— Short problem —
Return the records in full, exactly as given.

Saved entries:
++++++++++

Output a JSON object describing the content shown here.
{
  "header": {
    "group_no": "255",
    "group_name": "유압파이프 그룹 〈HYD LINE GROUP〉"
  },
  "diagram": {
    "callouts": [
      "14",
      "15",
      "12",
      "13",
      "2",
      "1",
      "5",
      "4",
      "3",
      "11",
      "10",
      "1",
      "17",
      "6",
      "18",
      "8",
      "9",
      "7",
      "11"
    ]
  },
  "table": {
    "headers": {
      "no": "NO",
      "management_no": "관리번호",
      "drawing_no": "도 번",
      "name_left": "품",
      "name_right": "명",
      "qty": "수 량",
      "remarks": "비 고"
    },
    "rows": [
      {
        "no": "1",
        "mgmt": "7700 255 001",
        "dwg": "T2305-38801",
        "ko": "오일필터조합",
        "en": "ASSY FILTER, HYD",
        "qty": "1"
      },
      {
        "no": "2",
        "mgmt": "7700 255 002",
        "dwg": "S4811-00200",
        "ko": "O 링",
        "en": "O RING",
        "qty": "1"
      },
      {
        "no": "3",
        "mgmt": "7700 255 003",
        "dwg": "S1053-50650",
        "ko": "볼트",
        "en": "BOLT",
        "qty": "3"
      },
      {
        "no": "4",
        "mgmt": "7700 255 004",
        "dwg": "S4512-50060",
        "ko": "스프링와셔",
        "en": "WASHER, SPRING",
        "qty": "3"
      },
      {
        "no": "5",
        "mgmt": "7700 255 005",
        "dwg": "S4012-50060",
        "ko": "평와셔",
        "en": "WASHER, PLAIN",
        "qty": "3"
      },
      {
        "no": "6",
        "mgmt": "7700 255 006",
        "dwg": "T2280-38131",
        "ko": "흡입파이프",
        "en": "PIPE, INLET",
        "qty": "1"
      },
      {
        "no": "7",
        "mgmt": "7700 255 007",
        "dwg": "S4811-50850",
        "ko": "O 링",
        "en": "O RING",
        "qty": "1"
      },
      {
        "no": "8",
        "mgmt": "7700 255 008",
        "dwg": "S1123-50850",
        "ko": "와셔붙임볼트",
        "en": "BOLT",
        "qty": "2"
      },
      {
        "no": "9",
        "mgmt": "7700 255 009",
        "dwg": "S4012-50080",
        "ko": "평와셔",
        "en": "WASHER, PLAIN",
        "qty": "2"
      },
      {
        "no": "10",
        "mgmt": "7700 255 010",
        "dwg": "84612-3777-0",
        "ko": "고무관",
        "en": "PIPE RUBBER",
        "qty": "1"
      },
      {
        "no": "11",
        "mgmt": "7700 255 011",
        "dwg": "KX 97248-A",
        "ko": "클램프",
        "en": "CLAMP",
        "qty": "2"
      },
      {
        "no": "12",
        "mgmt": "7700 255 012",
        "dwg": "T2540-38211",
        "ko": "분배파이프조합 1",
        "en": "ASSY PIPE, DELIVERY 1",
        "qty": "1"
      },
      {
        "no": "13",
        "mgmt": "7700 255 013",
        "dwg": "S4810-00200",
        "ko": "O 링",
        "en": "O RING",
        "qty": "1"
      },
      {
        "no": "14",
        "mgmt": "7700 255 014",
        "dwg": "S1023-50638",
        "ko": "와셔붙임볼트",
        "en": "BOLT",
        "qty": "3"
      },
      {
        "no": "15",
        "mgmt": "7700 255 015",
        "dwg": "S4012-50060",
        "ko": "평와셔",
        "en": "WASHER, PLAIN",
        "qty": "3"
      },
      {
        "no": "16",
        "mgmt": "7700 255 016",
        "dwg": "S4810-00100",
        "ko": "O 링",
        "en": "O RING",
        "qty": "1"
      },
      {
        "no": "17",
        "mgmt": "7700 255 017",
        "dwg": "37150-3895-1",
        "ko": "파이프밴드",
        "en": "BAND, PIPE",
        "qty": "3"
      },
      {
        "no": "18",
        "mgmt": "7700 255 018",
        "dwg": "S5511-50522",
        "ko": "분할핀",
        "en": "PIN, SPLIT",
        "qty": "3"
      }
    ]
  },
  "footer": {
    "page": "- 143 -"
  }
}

++++++++++

— Written answer —
Output a JSON object describing the content shown here.
{
  "header": {
    "group_no": "255",
    "group_name": "유압파이프 그룹 〈HYD LINE GROUP〉"
  },
  "diagram": {
    "callouts": [
      "14",
      "15",
      "12",
      "13",
      "2",
      "1",
      "5",
      "4",
      "3",
      "11",
      "10",
      "1",
      "17",
      "6",
      "18",
      "8",
      "9",
      "7",
      "11"
    ]
  },
  "table": {
    "headers": {
      "no": "NO",
      "management_no": "관리번호",
      "drawing_no": "도 번",
      "name_left": "품",
      "name_right": "명",
      "qty": "수 량",
      "remarks": "비 고"
    },
    "rows": [
      {
        "no": "1",
        "mgmt": "7700 255 001",
        "dwg": "T2305-38801",
        "ko": "오일필터조합",
        "en": "ASSY FILTER, HYD",
        "qty": "1"
      },
      {
        "no": "2",
        "mgmt": "7700 255 002",
        "dwg": "S4811-00200",
        "ko": "O 링",
        "en": "O RING",
        "qty": "1"
      },
      {
        "no": "3",
        "mgmt": "7700 255 003",
        "dwg": "S1053-50650",
        "ko": "볼트",
        "en": "BOLT",
        "qty": "3"
      },
      {
        "no": "4",
        "mgmt": "7700 255 004",
        "dwg": "S4512-50060",
        "ko": "스프링와셔",
        "en": "WASHER, SPRING",
        "qty": "3"
      },
      {
        "no": "5",
        "mgmt": "7700 255 005",
        "dwg": "S4012-50060",
        "ko": "평와셔",
        "en": "WASHER, PLAIN",
        "qty": "3"
      },
      {
        "no": "6",
        "mgmt": "7700 255 006",
        "dwg": "T2280-38131",
        "ko": "흡입파이프",
        "en": "PIPE, INLET",
        "qty": "1"
      },
      {
        "no": "7",
        "mgmt": "7700 255 007",
        "dwg": "S4811-50850",
        "ko": "O 링",
        "en": "O RING",
        "qty": "1"
      },
      {
        "no": "8",
        "mgmt": "7700 255 008",
        "dwg": "S1123-50850",
        "ko": "와셔붙임볼트",
        "en": "BOLT",
        "qty": "2"
      },
      {
        "no": "9",
        "mgmt": "7700 255 009",
        "dwg": "S4012-50080",
        "ko": "평와셔",
        "en": "WASHER, PLAIN",
        "qty": "2"
      },
      {
        "no": "10",
        "mgmt": "7700 255 010",
        "dwg": "84612-3777-0",
        "ko": "고무관",
        "en": "PIPE RUBBER",
        "qty": "1"
      },
      {
        "no": "11",
        "mgmt": "7700 255 011",
        "dwg": "KX 97248-A",
        "ko": "클램프",
        "en": "CLAMP",
        "qty": "2"
      },
      {
        "no": "12",
        "mgmt": "7700 255 012",
        "dwg": "T2540-38211",
        "ko": "분배파이프조합 1",
        "en": "ASSY PIPE, DELIVERY 1",
        "qty": "1"
      },
      {
        "no": "13",
        "mgmt": "7700 255 013",
        "dwg": "S4810-00200",
        "ko": "O 링",
        "en": "O RING",
        "qty": "1"
      },
      {
        "no": "14",
        "mgmt": "7700 255 014",
        "dwg": "S1023-50638",
        "ko": "와셔붙임볼트",
        "en": "BOLT",
        "qty": "3"
      },
      {
        "no": "15",
        "mgmt": "7700 255 015",
        "dwg": "S4012-50060",
        "ko": "평와셔",
        "en": "WASHER, PLAIN",
        "qty": "3"
      },
      {
        "no": "16",
        "mgmt": "7700 255 016",
        "dwg": "S4810-00100",
        "ko": "O 링",
        "en": "O RING",
        "qty": "1"
      },
      {
        "no": "17",
        "mgmt": "7700 255 017",
        "dwg": "37150-3895-1",
        "ko": "파이프밴드",
        "en": "BAND, PIPE",
        "qty": "3"
      },
      {
        "no": "18",
        "mgmt": "7700 255 018",
        "dwg": "S5511-50522",
        "ko": "분할핀",
        "en": "PIN, SPLIT",
        "qty": "3"
      }
    ]
  },
  "footer": {
    "page": "- 143 -"
  }
}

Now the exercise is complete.